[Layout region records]
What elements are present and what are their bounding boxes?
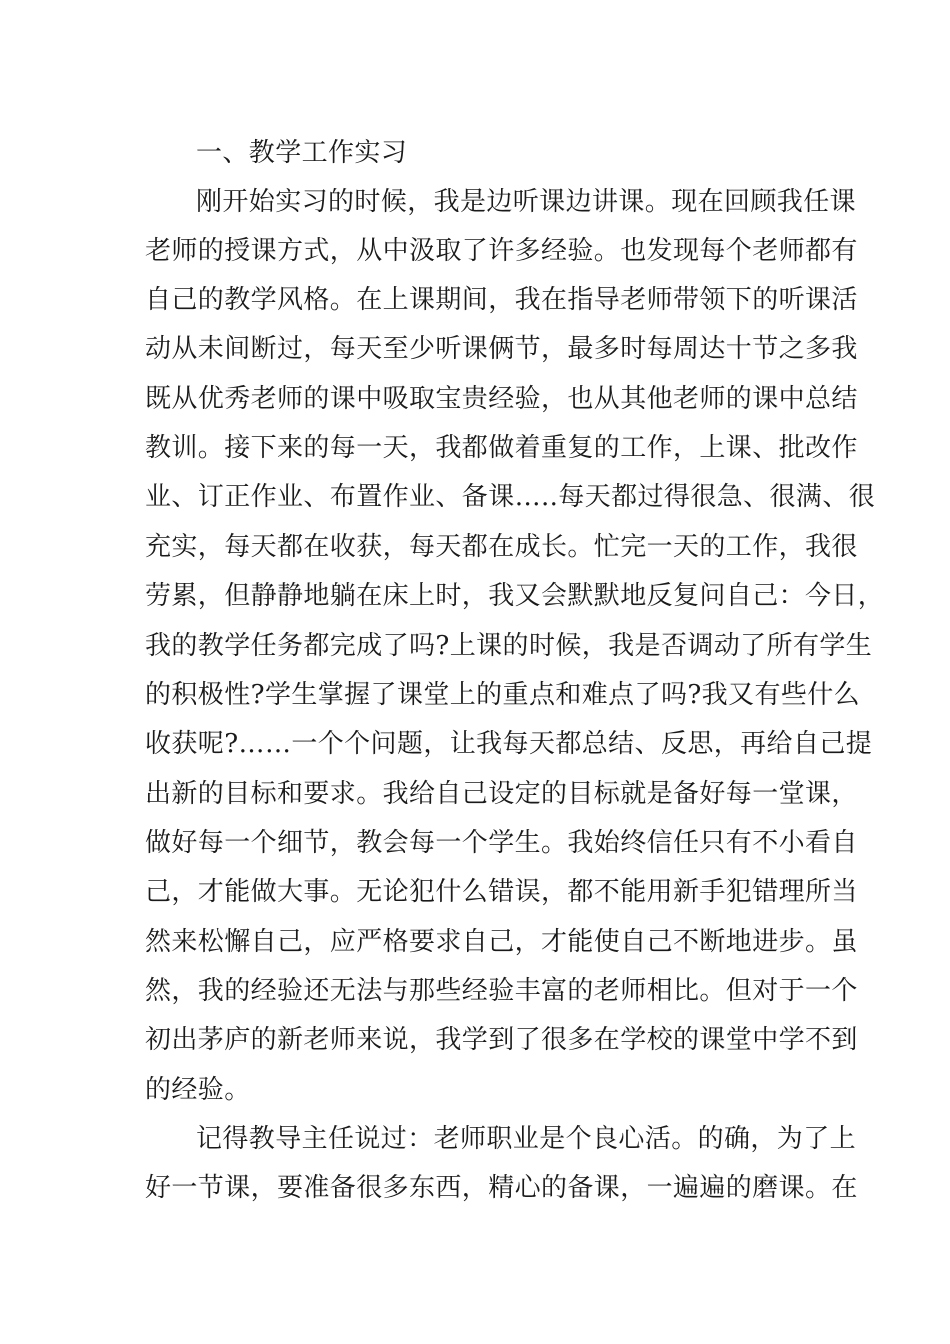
paragraph-line: 己，才能做大事。无论犯什么错误，都不能用新手犯错理所当 <box>145 877 858 907</box>
paragraph-line: 既从优秀老师的课中吸取宝贵经验，也从其他老师的课中总结 <box>145 384 858 414</box>
paragraph-line: 充实，每天都在收获，每天都在成长。忙完一天的工作，我很 <box>145 532 858 562</box>
paragraph-line: 自己的教学风格。在上课期间，我在指导老师带领下的听课活 <box>145 285 858 315</box>
paragraph-line: 初出茅庐的新老师来说，我学到了很多在学校的课堂中学不到 <box>145 1025 858 1055</box>
paragraph-line: 的经验。 <box>145 1075 251 1105</box>
paragraph-line: 我的教学任务都完成了吗?上课的时候，我是否调动了所有学生 <box>145 631 873 661</box>
paragraph-line: 出新的目标和要求。我给自己设定的目标就是备好每一堂课， <box>145 779 858 809</box>
section-heading: 一、教学工作实习 <box>196 138 408 168</box>
paragraph-line: 然来松懈自己，应严格要求自己，才能使自己不断地进步。虽 <box>145 927 858 957</box>
paragraph-line: 然，我的经验还无法与那些经验丰富的老师相比。但对于一个 <box>145 976 858 1006</box>
paragraph-line: 业、订正作业、布置作业、备课…..每天都过得很急、很满、很 <box>145 482 876 512</box>
paragraph-line: 好一节课，要准备很多东西，精心的备课，一遍遍的磨课。在 <box>145 1173 858 1203</box>
paragraph-line: 教训。接下来的每一天，我都做着重复的工作，上课、批改作 <box>145 433 858 463</box>
paragraph-line: 动从未间断过，每天至少听课俩节，最多时每周达十节之多我 <box>145 334 858 364</box>
paragraph-line: 劳累，但静静地躺在床上时，我又会默默地反复问自己：今日， <box>145 581 885 611</box>
paragraph-line: 收获呢?……一个个问题，让我每天都总结、反思，再给自己提 <box>145 729 873 759</box>
paragraph-line: 做好每一个细节，教会每一个学生。我始终信任只有不小看自 <box>145 828 858 858</box>
paragraph-line: 记得教导主任说过：老师职业是个良心活。的确，为了上 <box>196 1124 857 1154</box>
paragraph-line: 老师的授课方式，从中汲取了许多经验。也发现每个老师都有 <box>145 236 858 266</box>
paragraph-line: 的积极性?学生掌握了课堂上的重点和难点了吗?我又有些什么 <box>145 680 861 710</box>
paragraph-line: 刚开始实习的时候，我是边听课边讲课。现在回顾我任课 <box>196 187 857 217</box>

| Stated task |
Render each line of the rows above as a Markdown table with the columns No. and Line. Number the lines in order, skip any blank lines, and leave the pictures out.

| The reply |
| No. | Line |
|---|---|
| 1 | What elements are present and what are their bounding boxes? |
| 2 | paragraph-line: 己，才能做大事。无论犯什么错误，都不能用新手犯错理所当 <box>145 877 858 907</box> |
| 3 | paragraph-line: 既从优秀老师的课中吸取宝贵经验，也从其他老师的课中总结 <box>145 384 858 414</box> |
| 4 | paragraph-line: 充实，每天都在收获，每天都在成长。忙完一天的工作，我很 <box>145 532 858 562</box> |
| 5 | paragraph-line: 自己的教学风格。在上课期间，我在指导老师带领下的听课活 <box>145 285 858 315</box> |
| 6 | paragraph-line: 初出茅庐的新老师来说，我学到了很多在学校的课堂中学不到 <box>145 1025 858 1055</box> |
| 7 | paragraph-line: 的经验。 <box>145 1075 251 1105</box> |
| 8 | paragraph-line: 我的教学任务都完成了吗?上课的时候，我是否调动了所有学生 <box>145 631 873 661</box> |
| 9 | paragraph-line: 出新的目标和要求。我给自己设定的目标就是备好每一堂课， <box>145 779 858 809</box> |
| 10 | section-heading: 一、教学工作实习 <box>196 138 408 168</box> |
| 11 | paragraph-line: 然来松懈自己，应严格要求自己，才能使自己不断地进步。虽 <box>145 927 858 957</box> |
| 12 | paragraph-line: 然，我的经验还无法与那些经验丰富的老师相比。但对于一个 <box>145 976 858 1006</box> |
| 13 | paragraph-line: 业、订正作业、布置作业、备课…..每天都过得很急、很满、很 <box>145 482 876 512</box> |
| 14 | paragraph-line: 好一节课，要准备很多东西，精心的备课，一遍遍的磨课。在 <box>145 1173 858 1203</box> |
| 15 | paragraph-line: 教训。接下来的每一天，我都做着重复的工作，上课、批改作 <box>145 433 858 463</box> |
| 16 | paragraph-line: 动从未间断过，每天至少听课俩节，最多时每周达十节之多我 <box>145 334 858 364</box> |
| 17 | paragraph-line: 劳累，但静静地躺在床上时，我又会默默地反复问自己：今日， <box>145 581 885 611</box> |
| 18 | paragraph-line: 收获呢?……一个个问题，让我每天都总结、反思，再给自己提 <box>145 729 873 759</box> |
| 19 | paragraph-line: 做好每一个细节，教会每一个学生。我始终信任只有不小看自 <box>145 828 858 858</box> |
| 20 | paragraph-line: 记得教导主任说过：老师职业是个良心活。的确，为了上 <box>196 1124 857 1154</box> |
| 21 | paragraph-line: 老师的授课方式，从中汲取了许多经验。也发现每个老师都有 <box>145 236 858 266</box> |
| 22 | paragraph-line: 的积极性?学生掌握了课堂上的重点和难点了吗?我又有些什么 <box>145 680 861 710</box> |
| 23 | paragraph-line: 刚开始实习的时候，我是边听课边讲课。现在回顾我任课 <box>196 187 857 217</box> |